■ What you are asked to do ■
List, from the lines below, each one with "this" in it.

===

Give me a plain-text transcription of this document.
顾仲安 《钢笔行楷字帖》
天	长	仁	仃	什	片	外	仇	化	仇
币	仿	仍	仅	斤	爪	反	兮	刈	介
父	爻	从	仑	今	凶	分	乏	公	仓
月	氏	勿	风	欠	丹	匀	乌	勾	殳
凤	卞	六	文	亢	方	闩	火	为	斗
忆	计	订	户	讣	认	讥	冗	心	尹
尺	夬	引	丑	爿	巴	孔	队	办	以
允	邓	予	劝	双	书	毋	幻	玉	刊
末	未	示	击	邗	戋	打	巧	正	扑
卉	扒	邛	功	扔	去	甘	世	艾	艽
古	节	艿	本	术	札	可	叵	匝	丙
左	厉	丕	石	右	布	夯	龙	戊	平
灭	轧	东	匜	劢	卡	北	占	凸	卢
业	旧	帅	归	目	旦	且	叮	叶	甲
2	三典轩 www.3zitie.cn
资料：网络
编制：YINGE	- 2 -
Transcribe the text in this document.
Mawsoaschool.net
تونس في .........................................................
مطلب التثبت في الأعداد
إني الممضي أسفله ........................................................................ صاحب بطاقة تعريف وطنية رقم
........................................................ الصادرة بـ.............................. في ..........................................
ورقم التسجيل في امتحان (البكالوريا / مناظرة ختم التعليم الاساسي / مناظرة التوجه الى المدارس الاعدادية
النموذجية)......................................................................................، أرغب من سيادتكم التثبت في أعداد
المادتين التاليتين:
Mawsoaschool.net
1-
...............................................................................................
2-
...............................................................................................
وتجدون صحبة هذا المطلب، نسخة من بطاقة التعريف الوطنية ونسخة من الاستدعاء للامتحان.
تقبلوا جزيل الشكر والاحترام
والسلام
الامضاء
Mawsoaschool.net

===

■ Exercise result ■
Give me a plain-text transcription of this document.
Transcribe the text in this document.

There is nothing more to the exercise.